(begin)

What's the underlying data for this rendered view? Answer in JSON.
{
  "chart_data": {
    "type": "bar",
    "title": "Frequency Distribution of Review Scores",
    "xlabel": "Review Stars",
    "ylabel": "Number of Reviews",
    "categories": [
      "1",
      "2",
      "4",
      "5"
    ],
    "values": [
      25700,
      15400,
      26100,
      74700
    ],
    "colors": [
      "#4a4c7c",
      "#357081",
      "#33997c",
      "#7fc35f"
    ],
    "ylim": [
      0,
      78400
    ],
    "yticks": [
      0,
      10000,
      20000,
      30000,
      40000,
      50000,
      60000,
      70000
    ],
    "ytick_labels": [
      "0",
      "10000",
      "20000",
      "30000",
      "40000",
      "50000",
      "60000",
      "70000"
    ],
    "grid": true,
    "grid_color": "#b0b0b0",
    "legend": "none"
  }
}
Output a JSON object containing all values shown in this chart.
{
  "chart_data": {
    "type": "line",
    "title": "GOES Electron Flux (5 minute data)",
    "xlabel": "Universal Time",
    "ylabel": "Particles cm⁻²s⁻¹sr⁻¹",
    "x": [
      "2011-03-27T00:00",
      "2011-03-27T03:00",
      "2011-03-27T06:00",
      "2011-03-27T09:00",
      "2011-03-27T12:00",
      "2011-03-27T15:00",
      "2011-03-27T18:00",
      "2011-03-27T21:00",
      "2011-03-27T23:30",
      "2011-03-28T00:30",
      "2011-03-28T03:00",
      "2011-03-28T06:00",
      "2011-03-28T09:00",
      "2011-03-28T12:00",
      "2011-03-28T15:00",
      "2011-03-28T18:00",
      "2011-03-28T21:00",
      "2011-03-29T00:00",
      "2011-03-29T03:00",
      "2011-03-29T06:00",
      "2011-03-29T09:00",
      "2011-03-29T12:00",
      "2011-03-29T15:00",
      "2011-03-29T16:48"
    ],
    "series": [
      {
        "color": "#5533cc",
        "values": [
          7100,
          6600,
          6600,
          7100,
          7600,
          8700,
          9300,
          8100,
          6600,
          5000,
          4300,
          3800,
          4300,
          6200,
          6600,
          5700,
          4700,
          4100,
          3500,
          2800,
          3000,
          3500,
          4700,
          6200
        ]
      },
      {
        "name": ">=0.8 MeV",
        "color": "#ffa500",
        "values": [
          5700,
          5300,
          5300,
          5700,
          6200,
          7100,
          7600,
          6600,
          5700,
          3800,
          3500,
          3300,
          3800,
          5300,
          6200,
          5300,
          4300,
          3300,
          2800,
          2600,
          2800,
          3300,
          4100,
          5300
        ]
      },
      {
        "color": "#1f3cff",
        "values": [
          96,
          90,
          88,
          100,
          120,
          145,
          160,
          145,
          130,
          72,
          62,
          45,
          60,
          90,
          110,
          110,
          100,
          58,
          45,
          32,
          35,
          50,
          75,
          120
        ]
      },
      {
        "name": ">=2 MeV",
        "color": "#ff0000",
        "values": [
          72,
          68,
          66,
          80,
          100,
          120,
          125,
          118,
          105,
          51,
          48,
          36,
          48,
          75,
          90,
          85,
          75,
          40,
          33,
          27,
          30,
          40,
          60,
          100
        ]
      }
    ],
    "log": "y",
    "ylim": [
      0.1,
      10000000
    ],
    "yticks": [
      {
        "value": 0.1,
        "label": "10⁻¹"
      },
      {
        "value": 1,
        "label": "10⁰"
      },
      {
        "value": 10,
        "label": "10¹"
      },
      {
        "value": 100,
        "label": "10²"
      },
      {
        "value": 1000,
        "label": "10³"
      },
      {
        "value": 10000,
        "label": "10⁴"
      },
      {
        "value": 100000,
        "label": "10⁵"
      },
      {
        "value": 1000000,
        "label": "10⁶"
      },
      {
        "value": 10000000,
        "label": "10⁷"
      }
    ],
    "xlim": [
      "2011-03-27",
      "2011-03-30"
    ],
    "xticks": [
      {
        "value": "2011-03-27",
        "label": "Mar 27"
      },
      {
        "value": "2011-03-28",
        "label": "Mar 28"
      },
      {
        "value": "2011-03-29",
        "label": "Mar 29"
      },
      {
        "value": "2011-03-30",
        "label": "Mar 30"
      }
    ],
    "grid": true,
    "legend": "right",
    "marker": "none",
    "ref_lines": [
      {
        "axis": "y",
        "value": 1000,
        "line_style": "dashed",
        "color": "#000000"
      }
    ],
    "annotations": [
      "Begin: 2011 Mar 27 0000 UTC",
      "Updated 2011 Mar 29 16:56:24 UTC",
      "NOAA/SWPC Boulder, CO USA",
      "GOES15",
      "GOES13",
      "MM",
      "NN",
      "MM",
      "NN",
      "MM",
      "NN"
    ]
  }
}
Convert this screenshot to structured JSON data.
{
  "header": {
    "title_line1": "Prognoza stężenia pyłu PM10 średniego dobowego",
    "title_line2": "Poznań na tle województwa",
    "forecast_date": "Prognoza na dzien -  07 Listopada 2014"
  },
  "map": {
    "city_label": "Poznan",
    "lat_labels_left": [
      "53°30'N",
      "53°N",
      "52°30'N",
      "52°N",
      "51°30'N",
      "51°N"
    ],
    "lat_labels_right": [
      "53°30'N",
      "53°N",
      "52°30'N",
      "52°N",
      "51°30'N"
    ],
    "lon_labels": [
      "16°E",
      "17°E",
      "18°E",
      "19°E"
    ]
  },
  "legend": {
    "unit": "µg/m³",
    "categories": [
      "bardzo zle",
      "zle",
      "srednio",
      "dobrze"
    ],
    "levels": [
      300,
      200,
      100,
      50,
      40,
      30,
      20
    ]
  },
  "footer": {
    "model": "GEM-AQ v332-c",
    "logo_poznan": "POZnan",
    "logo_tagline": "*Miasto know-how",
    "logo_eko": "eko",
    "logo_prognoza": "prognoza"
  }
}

(end)

Collect every line above that contains the word "xlabel".

> **Exercise response**:
    "xlabel": "Review Stars",
    "xlabel": "Universal Time",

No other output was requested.